**Information given**:

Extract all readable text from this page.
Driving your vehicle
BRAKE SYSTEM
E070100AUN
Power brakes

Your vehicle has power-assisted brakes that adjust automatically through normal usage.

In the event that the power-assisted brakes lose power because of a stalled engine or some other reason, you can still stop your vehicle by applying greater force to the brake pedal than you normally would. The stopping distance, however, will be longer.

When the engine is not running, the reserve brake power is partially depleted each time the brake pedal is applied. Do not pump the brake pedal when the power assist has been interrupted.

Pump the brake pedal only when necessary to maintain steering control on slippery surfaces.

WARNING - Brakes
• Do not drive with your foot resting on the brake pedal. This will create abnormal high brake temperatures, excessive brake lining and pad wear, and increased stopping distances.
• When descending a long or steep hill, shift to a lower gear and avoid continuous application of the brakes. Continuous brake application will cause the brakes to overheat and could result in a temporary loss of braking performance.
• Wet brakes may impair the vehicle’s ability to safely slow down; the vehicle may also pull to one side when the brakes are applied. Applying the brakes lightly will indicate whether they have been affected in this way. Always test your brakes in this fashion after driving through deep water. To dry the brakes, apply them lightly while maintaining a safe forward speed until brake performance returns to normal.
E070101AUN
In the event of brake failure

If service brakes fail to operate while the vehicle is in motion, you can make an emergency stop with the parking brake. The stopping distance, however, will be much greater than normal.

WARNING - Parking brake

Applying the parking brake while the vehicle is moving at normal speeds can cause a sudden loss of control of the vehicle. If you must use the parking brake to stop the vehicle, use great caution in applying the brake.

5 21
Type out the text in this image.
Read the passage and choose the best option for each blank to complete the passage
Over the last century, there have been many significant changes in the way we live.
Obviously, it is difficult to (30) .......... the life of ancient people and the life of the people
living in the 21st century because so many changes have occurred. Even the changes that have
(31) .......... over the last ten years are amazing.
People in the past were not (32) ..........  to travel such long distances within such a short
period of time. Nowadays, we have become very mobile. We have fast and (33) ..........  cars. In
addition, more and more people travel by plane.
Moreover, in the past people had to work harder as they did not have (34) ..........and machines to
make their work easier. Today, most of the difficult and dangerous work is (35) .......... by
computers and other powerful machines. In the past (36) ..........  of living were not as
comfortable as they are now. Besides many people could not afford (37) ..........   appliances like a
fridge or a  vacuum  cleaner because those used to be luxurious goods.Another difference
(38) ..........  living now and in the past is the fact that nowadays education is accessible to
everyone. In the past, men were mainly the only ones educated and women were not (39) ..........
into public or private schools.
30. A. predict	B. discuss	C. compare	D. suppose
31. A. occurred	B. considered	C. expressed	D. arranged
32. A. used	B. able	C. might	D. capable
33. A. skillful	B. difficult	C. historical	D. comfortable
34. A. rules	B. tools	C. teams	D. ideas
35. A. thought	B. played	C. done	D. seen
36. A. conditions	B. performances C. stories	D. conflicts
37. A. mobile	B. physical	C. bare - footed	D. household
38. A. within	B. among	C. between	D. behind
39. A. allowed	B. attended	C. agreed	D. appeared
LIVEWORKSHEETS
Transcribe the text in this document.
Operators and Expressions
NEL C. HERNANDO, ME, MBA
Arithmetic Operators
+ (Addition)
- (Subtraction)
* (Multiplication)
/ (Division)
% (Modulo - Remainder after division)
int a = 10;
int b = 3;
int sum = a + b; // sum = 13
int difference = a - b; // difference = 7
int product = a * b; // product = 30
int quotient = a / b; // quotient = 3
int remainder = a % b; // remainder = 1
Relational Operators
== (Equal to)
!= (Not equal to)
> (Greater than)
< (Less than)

**The problem**: Print every record above exactly as written.

**Exercise answer**:
Extract all readable text from this page.
Driving your vehicle
BRAKE SYSTEM
E070100AUN
Power brakes

Your vehicle has power-assisted brakes that adjust automatically through normal usage.

In the event that the power-assisted brakes lose power because of a stalled engine or some other reason, you can still stop your vehicle by applying greater force to the brake pedal than you normally would. The stopping distance, however, will be longer.

When the engine is not running, the reserve brake power is partially depleted each time the brake pedal is applied. Do not pump the brake pedal when the power assist has been interrupted.

Pump the brake pedal only when necessary to maintain steering control on slippery surfaces.

WARNING - Brakes
• Do not drive with your foot resting on the brake pedal. This will create abnormal high brake temperatures, excessive brake lining and pad wear, and increased stopping distances.
• When descending a long or steep hill, shift to a lower gear and avoid continuous application of the brakes. Continuous brake application will cause the brakes to overheat and could result in a temporary loss of braking performance.
• Wet brakes may impair the vehicle’s ability to safely slow down; the vehicle may also pull to one side when the brakes are applied. Applying the brakes lightly will indicate whether they have been affected in this way. Always test your brakes in this fashion after driving through deep water. To dry the brakes, apply them lightly while maintaining a safe forward speed until brake performance returns to normal.
E070101AUN
In the event of brake failure

If service brakes fail to operate while the vehicle is in motion, you can make an emergency stop with the parking brake. The stopping distance, however, will be much greater than normal.

WARNING - Parking brake

Applying the parking brake while the vehicle is moving at normal speeds can cause a sudden loss of control of the vehicle. If you must use the parking brake to stop the vehicle, use great caution in applying the brake.

5 21
Type out the text in this image.
Read the passage and choose the best option for each blank to complete the passage
Over the last century, there have been many significant changes in the way we live.
Obviously, it is difficult to (30) .......... the life of ancient people and the life of the people
living in the 21st century because so many changes have occurred. Even the changes that have
(31) .......... over the last ten years are amazing.
People in the past were not (32) ..........  to travel such long distances within such a short
period of time. Nowadays, we have become very mobile. We have fast and (33) ..........  cars. In
addition, more and more people travel by plane.
Moreover, in the past people had to work harder as they did not have (34) ..........and machines to
make their work easier. Today, most of the difficult and dangerous work is (35) .......... by
computers and other powerful machines. In the past (36) ..........  of living were not as
comfortable as they are now. Besides many people could not afford (37) ..........   appliances like a
fridge or a  vacuum  cleaner because those used to be luxurious goods.Another difference
(38) ..........  living now and in the past is the fact that nowadays education is accessible to
everyone. In the past, men were mainly the only ones educated and women were not (39) ..........
into public or private schools.
30. A. predict	B. discuss	C. compare	D. suppose
31. A. occurred	B. considered	C. expressed	D. arranged
32. A. used	B. able	C. might	D. capable
33. A. skillful	B. difficult	C. historical	D. comfortable
34. A. rules	B. tools	C. teams	D. ideas
35. A. thought	B. played	C. done	D. seen
36. A. conditions	B. performances C. stories	D. conflicts
37. A. mobile	B. physical	C. bare - footed	D. household
38. A. within	B. among	C. between	D. behind
39. A. allowed	B. attended	C. agreed	D. appeared
LIVEWORKSHEETS
Transcribe the text in this document.
Operators and Expressions
NEL C. HERNANDO, ME, MBA
Arithmetic Operators
+ (Addition)
- (Subtraction)
* (Multiplication)
/ (Division)
% (Modulo - Remainder after division)
int a = 10;
int b = 3;
int sum = a + b; // sum = 13
int difference = a - b; // difference = 7
int product = a * b; // product = 30
int quotient = a / b; // quotient = 3
int remainder = a % b; // remainder = 1
Relational Operators
== (Equal to)
!= (Not equal to)
> (Greater than)
< (Less than)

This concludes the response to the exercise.